Start of RAW RECORDS

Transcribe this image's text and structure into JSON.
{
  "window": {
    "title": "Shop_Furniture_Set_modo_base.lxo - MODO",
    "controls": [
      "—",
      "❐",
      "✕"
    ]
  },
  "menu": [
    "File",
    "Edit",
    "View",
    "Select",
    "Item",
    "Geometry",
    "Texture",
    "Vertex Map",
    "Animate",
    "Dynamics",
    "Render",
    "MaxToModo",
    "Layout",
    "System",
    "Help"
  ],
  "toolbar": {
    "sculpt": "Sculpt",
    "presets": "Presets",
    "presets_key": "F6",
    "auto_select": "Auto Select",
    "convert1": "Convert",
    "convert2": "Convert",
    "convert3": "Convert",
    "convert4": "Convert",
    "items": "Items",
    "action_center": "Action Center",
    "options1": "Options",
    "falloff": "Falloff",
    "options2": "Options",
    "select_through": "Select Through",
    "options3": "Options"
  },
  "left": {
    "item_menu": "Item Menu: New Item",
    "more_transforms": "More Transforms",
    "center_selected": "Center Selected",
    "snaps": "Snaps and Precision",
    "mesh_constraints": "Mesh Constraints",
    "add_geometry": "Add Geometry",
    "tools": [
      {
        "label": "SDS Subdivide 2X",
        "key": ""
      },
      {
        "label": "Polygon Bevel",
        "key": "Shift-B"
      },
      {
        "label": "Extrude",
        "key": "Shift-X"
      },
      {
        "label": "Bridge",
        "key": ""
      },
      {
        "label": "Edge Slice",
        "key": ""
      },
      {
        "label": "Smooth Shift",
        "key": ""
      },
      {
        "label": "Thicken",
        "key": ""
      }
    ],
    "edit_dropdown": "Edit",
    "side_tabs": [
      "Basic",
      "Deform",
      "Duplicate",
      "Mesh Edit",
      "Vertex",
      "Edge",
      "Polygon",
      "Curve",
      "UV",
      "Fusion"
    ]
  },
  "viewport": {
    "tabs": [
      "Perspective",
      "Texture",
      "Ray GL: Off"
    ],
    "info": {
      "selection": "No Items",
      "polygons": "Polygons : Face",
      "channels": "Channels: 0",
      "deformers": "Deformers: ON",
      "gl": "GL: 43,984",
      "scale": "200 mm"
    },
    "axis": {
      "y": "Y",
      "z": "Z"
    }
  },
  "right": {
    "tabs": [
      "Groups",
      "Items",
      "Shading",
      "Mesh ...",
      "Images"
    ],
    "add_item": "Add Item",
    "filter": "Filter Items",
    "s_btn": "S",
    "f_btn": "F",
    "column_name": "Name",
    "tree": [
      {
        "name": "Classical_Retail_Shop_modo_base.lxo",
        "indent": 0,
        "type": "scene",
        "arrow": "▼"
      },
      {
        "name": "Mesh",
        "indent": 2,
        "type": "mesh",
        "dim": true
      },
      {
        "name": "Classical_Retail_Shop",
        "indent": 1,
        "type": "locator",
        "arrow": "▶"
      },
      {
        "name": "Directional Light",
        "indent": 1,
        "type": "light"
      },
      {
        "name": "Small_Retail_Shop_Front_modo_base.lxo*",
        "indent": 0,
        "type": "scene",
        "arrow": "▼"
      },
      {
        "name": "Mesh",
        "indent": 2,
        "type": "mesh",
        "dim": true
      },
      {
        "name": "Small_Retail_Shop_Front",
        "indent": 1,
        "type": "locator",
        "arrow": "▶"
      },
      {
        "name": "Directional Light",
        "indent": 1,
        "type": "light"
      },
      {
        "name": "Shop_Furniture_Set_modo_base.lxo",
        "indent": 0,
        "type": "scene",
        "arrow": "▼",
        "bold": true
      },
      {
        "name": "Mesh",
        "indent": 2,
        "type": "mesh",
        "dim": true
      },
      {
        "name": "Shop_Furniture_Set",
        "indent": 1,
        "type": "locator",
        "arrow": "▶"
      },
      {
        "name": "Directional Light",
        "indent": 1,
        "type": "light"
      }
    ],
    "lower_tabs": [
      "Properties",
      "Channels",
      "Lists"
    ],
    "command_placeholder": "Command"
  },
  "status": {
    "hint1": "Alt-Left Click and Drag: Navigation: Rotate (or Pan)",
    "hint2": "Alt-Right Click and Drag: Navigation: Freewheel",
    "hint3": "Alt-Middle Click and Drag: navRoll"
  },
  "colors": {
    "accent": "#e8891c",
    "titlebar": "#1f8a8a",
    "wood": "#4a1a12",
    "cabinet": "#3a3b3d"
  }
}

End of RAW RECORDS

Report how many lines hold the string "Navigation", giving the number and nothing else.

2